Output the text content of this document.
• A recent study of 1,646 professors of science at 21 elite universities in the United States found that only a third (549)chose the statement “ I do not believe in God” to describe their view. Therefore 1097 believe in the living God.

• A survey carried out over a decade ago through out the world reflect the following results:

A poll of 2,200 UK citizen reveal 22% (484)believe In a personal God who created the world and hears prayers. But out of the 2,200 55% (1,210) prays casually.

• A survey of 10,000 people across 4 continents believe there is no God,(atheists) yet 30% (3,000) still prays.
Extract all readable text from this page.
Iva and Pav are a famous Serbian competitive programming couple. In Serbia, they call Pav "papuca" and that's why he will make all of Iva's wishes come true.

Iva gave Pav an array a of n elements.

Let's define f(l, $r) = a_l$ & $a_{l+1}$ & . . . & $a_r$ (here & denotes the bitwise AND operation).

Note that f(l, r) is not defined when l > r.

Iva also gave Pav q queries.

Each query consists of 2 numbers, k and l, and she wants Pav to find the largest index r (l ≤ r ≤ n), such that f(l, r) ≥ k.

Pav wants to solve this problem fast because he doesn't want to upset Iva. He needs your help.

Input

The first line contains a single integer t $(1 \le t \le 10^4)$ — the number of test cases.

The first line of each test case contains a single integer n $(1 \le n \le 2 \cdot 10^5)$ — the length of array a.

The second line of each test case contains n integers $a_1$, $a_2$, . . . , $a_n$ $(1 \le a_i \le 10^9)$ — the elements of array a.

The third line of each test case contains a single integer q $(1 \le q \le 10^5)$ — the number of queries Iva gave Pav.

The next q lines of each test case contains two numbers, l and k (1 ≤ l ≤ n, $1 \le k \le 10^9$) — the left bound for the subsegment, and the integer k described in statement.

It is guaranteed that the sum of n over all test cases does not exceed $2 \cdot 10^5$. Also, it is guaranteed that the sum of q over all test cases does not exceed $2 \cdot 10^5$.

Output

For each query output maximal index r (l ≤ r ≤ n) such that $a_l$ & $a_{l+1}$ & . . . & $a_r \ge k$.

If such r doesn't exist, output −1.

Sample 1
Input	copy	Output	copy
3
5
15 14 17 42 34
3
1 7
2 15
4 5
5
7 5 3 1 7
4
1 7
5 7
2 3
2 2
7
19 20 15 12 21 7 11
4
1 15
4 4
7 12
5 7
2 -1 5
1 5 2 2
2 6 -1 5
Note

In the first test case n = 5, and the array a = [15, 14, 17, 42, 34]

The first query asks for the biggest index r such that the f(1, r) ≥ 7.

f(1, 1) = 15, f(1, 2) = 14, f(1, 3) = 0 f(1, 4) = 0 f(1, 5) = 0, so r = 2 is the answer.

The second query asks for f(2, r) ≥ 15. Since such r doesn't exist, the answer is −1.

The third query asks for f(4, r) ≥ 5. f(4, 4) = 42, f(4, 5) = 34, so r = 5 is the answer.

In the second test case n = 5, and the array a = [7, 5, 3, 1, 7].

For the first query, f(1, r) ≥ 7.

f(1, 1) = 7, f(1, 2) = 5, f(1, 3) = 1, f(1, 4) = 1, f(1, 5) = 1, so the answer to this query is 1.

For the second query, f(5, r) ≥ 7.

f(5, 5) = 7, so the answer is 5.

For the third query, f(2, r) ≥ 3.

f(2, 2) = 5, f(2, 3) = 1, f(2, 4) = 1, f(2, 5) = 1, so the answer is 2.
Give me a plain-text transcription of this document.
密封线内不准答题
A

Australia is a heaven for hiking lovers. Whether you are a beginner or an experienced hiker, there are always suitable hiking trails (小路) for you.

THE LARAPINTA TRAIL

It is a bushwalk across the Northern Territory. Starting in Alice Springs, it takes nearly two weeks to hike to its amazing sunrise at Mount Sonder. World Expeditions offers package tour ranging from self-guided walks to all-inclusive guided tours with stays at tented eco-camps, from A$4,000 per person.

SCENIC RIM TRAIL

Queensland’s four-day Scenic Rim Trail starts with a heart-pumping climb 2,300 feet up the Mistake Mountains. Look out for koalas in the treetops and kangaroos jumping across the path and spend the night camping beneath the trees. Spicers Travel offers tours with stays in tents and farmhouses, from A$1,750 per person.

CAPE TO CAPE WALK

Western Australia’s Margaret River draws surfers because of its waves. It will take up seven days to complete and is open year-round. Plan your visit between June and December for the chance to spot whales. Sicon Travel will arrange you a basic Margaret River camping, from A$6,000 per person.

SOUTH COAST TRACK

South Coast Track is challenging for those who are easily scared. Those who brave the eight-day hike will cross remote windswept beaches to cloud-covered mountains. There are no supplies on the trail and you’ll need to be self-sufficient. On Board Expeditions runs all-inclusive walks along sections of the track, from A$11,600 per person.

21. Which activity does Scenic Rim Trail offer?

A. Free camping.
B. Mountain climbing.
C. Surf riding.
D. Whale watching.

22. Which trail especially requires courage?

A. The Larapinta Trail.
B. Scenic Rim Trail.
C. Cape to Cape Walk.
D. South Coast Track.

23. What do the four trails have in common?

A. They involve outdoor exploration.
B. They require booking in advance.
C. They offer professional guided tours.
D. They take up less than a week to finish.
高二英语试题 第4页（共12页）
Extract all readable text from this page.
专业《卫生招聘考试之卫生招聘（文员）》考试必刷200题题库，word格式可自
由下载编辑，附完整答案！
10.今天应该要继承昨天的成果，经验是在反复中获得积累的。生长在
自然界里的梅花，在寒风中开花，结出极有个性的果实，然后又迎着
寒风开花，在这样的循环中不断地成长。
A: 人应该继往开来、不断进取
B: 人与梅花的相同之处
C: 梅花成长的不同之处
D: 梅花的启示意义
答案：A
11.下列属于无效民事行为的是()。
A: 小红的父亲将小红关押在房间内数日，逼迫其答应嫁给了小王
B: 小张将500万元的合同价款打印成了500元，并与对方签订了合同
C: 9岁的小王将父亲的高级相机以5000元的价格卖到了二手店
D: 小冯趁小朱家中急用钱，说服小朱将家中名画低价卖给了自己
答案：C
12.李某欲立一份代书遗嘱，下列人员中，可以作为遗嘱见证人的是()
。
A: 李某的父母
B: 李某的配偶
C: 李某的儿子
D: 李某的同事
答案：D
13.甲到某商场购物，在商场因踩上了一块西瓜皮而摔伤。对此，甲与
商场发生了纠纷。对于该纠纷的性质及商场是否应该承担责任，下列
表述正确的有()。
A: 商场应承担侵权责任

* * * * * * *

--- Instructions to follow ---
Your task is to print the whole listing again exactly.

--- Worked solution ---
Output the text content of this document.
• A recent study of 1,646 professors of science at 21 elite universities in the United States found that only a third (549)chose the statement “ I do not believe in God” to describe their view. Therefore 1097 believe in the living God.

• A survey carried out over a decade ago through out the world reflect the following results:

A poll of 2,200 UK citizen reveal 22% (484)believe In a personal God who created the world and hears prayers. But out of the 2,200 55% (1,210) prays casually.

• A survey of 10,000 people across 4 continents believe there is no God,(atheists) yet 30% (3,000) still prays.
Extract all readable text from this page.
Iva and Pav are a famous Serbian competitive programming couple. In Serbia, they call Pav "papuca" and that's why he will make all of Iva's wishes come true.

Iva gave Pav an array a of n elements.

Let's define f(l, $r) = a_l$ & $a_{l+1}$ & . . . & $a_r$ (here & denotes the bitwise AND operation).

Note that f(l, r) is not defined when l > r.

Iva also gave Pav q queries.

Each query consists of 2 numbers, k and l, and she wants Pav to find the largest index r (l ≤ r ≤ n), such that f(l, r) ≥ k.

Pav wants to solve this problem fast because he doesn't want to upset Iva. He needs your help.

Input

The first line contains a single integer t $(1 \le t \le 10^4)$ — the number of test cases.

The first line of each test case contains a single integer n $(1 \le n \le 2 \cdot 10^5)$ — the length of array a.

The second line of each test case contains n integers $a_1$, $a_2$, . . . , $a_n$ $(1 \le a_i \le 10^9)$ — the elements of array a.

The third line of each test case contains a single integer q $(1 \le q \le 10^5)$ — the number of queries Iva gave Pav.

The next q lines of each test case contains two numbers, l and k (1 ≤ l ≤ n, $1 \le k \le 10^9$) — the left bound for the subsegment, and the integer k described in statement.

It is guaranteed that the sum of n over all test cases does not exceed $2 \cdot 10^5$. Also, it is guaranteed that the sum of q over all test cases does not exceed $2 \cdot 10^5$.

Output

For each query output maximal index r (l ≤ r ≤ n) such that $a_l$ & $a_{l+1}$ & . . . & $a_r \ge k$.

If such r doesn't exist, output −1.

Sample 1
Input	copy	Output	copy
3
5
15 14 17 42 34
3
1 7
2 15
4 5
5
7 5 3 1 7
4
1 7
5 7
2 3
2 2
7
19 20 15 12 21 7 11
4
1 15
4 4
7 12
5 7
2 -1 5
1 5 2 2
2 6 -1 5
Note

In the first test case n = 5, and the array a = [15, 14, 17, 42, 34]

The first query asks for the biggest index r such that the f(1, r) ≥ 7.

f(1, 1) = 15, f(1, 2) = 14, f(1, 3) = 0 f(1, 4) = 0 f(1, 5) = 0, so r = 2 is the answer.

The second query asks for f(2, r) ≥ 15. Since such r doesn't exist, the answer is −1.

The third query asks for f(4, r) ≥ 5. f(4, 4) = 42, f(4, 5) = 34, so r = 5 is the answer.

In the second test case n = 5, and the array a = [7, 5, 3, 1, 7].

For the first query, f(1, r) ≥ 7.

f(1, 1) = 7, f(1, 2) = 5, f(1, 3) = 1, f(1, 4) = 1, f(1, 5) = 1, so the answer to this query is 1.

For the second query, f(5, r) ≥ 7.

f(5, 5) = 7, so the answer is 5.

For the third query, f(2, r) ≥ 3.

f(2, 2) = 5, f(2, 3) = 1, f(2, 4) = 1, f(2, 5) = 1, so the answer is 2.
Give me a plain-text transcription of this document.
密封线内不准答题
A

Australia is a heaven for hiking lovers. Whether you are a beginner or an experienced hiker, there are always suitable hiking trails (小路) for you.

THE LARAPINTA TRAIL

It is a bushwalk across the Northern Territory. Starting in Alice Springs, it takes nearly two weeks to hike to its amazing sunrise at Mount Sonder. World Expeditions offers package tour ranging from self-guided walks to all-inclusive guided tours with stays at tented eco-camps, from A$4,000 per person.

SCENIC RIM TRAIL

Queensland’s four-day Scenic Rim Trail starts with a heart-pumping climb 2,300 feet up the Mistake Mountains. Look out for koalas in the treetops and kangaroos jumping across the path and spend the night camping beneath the trees. Spicers Travel offers tours with stays in tents and farmhouses, from A$1,750 per person.

CAPE TO CAPE WALK

Western Australia’s Margaret River draws surfers because of its waves. It will take up seven days to complete and is open year-round. Plan your visit between June and December for the chance to spot whales. Sicon Travel will arrange you a basic Margaret River camping, from A$6,000 per person.

SOUTH COAST TRACK

South Coast Track is challenging for those who are easily scared. Those who brave the eight-day hike will cross remote windswept beaches to cloud-covered mountains. There are no supplies on the trail and you’ll need to be self-sufficient. On Board Expeditions runs all-inclusive walks along sections of the track, from A$11,600 per person.

21. Which activity does Scenic Rim Trail offer?

A. Free camping.
B. Mountain climbing.
C. Surf riding.
D. Whale watching.

22. Which trail especially requires courage?

A. The Larapinta Trail.
B. Scenic Rim Trail.
C. Cape to Cape Walk.
D. South Coast Track.

23. What do the four trails have in common?

A. They involve outdoor exploration.
B. They require booking in advance.
C. They offer professional guided tours.
D. They take up less than a week to finish.
高二英语试题 第4页（共12页）
Extract all readable text from this page.
专业《卫生招聘考试之卫生招聘（文员）》考试必刷200题题库，word格式可自
由下载编辑，附完整答案！
10.今天应该要继承昨天的成果，经验是在反复中获得积累的。生长在
自然界里的梅花，在寒风中开花，结出极有个性的果实，然后又迎着
寒风开花，在这样的循环中不断地成长。
A: 人应该继往开来、不断进取
B: 人与梅花的相同之处
C: 梅花成长的不同之处
D: 梅花的启示意义
答案：A
11.下列属于无效民事行为的是()。
A: 小红的父亲将小红关押在房间内数日，逼迫其答应嫁给了小王
B: 小张将500万元的合同价款打印成了500元，并与对方签订了合同
C: 9岁的小王将父亲的高级相机以5000元的价格卖到了二手店
D: 小冯趁小朱家中急用钱，说服小朱将家中名画低价卖给了自己
答案：C
12.李某欲立一份代书遗嘱，下列人员中，可以作为遗嘱见证人的是()
。
A: 李某的父母
B: 李某的配偶
C: 李某的儿子
D: 李某的同事
答案：D
13.甲到某商场购物，在商场因踩上了一块西瓜皮而摔伤。对此，甲与
商场发生了纠纷。对于该纠纷的性质及商场是否应该承担责任，下列
表述正确的有()。
A: 商场应承担侵权责任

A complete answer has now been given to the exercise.